======== Extracted material ========
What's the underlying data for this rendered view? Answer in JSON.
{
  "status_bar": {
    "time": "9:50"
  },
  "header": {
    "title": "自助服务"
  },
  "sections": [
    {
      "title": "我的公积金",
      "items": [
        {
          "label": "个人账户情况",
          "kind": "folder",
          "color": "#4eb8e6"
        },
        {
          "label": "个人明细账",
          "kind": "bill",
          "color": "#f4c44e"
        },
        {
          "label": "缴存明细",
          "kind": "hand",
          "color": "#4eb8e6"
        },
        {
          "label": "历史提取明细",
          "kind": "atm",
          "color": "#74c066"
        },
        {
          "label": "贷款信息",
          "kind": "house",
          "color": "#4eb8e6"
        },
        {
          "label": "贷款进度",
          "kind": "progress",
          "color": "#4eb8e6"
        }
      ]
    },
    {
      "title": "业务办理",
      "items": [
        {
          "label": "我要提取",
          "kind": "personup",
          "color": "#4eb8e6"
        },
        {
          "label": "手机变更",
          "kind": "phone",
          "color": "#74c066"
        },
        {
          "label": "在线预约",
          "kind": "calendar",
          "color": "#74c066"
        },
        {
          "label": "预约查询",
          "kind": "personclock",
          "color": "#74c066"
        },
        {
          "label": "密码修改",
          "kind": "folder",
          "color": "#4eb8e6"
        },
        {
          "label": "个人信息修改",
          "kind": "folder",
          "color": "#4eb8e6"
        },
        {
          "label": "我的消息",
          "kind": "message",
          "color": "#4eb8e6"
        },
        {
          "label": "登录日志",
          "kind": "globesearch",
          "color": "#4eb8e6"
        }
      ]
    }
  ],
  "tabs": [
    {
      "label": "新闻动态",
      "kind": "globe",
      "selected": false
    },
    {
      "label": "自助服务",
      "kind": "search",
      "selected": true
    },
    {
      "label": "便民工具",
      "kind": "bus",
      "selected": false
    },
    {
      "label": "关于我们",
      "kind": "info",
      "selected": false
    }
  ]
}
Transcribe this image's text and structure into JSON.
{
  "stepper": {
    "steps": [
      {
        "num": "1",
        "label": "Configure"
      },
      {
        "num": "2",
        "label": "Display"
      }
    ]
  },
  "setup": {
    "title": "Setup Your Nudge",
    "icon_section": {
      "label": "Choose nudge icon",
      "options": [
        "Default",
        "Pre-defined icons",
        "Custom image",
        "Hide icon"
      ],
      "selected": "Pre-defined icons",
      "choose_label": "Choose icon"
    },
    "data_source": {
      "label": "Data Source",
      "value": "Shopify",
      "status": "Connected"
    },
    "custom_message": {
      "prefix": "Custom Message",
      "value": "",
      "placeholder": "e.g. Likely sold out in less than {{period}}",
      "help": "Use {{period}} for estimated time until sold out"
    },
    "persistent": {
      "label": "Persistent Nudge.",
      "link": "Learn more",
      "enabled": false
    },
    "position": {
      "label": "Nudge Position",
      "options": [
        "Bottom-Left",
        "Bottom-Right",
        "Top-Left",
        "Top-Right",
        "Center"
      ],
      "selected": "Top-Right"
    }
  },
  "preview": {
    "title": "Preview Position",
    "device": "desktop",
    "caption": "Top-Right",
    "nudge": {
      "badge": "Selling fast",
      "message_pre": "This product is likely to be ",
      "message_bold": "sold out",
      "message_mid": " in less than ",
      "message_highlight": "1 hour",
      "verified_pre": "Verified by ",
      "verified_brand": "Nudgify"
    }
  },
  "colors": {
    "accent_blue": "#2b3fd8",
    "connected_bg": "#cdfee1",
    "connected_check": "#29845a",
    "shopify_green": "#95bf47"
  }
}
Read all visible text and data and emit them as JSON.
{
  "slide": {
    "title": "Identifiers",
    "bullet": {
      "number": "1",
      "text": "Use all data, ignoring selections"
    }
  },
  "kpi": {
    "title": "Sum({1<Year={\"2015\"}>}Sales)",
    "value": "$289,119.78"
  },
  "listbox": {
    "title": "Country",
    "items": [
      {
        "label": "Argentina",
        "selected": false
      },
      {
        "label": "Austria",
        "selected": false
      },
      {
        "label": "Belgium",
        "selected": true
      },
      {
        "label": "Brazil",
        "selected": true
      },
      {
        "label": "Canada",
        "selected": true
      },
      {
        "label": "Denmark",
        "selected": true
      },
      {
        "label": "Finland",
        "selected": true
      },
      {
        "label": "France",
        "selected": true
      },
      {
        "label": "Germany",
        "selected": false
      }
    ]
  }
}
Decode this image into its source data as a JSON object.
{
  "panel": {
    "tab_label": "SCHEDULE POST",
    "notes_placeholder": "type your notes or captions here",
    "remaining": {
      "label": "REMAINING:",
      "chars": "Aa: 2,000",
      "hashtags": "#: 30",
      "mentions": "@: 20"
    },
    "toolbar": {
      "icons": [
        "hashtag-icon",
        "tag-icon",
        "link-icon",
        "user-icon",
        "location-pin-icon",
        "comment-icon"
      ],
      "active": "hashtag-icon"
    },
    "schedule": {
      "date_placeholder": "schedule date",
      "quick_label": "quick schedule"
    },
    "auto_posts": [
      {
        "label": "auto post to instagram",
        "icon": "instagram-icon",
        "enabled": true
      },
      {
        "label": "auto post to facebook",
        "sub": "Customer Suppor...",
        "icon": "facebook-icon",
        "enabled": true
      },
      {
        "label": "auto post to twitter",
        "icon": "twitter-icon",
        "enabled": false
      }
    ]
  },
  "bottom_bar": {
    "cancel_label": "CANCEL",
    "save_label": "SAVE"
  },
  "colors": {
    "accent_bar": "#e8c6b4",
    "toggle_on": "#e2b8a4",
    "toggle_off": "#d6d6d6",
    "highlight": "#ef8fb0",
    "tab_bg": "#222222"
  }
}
========
Among the entries above, identify all lines with "enabled" and copy them.

      "enabled": false
        "enabled": true
        "enabled": true
        "enabled": false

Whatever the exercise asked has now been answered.